Task prompt:
Copy each line of the data below exactly, leaving out pictures.

[START OF Input for this task]

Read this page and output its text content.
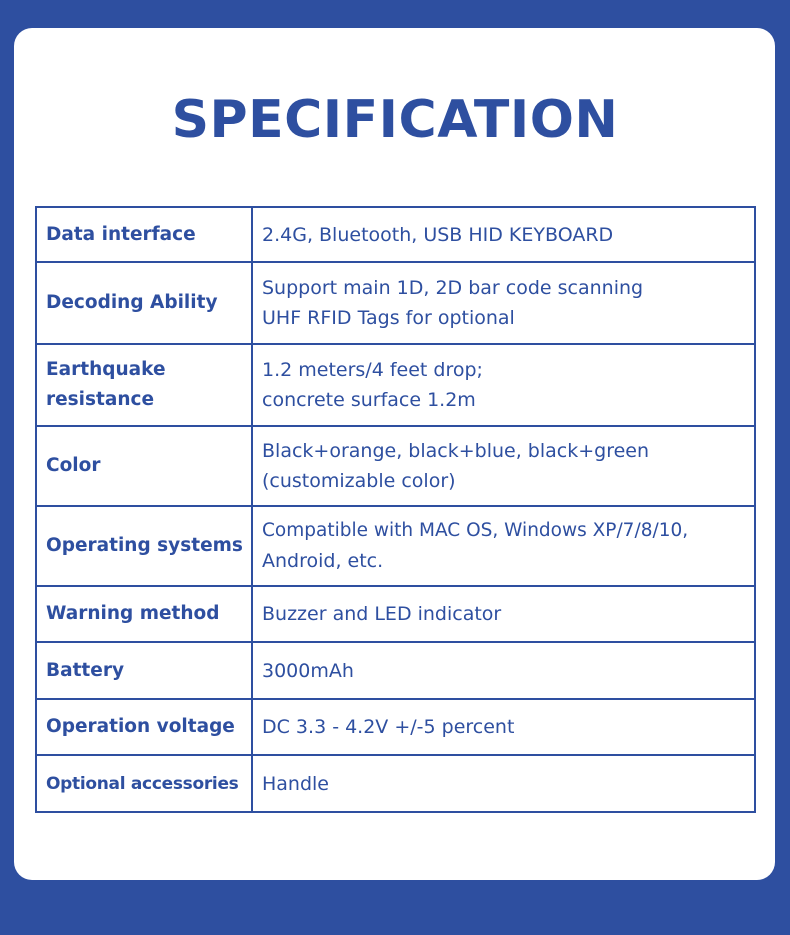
SPECIFICATION
Data interface	2.4G, Bluetooth, USB HID KEYBOARD

Decoding Ability	Support main 1D, 2D bar code scanning
UHF RFID Tags for optional

Earthquake
resistance	1.2 meters/4 feet drop;
concrete surface 1.2m

Color	Black+orange, black+blue, black+green
(customizable color)

Operating systems	Compatible with MAC OS, Windows XP/7/8/10,
Android, etc.

Warning method	Buzzer and LED indicator

Battery	3000mAh

Operation voltage	DC 3.3 - 4.2V +/-5 percent

Optional accessories	Handle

[END OF Input for this task]

Reply:
Read this page and output its text content.
SPECIFICATION
Data interface	2.4G, Bluetooth, USB HID KEYBOARD

Decoding Ability	Support main 1D, 2D bar code scanning
UHF RFID Tags for optional

Earthquake
resistance	1.2 meters/4 feet drop;
concrete surface 1.2m

Color	Black+orange, black+blue, black+green
(customizable color)

Operating systems	Compatible with MAC OS, Windows XP/7/8/10,
Android, etc.

Warning method	Buzzer and LED indicator

Battery	3000mAh

Operation voltage	DC 3.3 - 4.2V +/-5 percent

Optional accessories	Handle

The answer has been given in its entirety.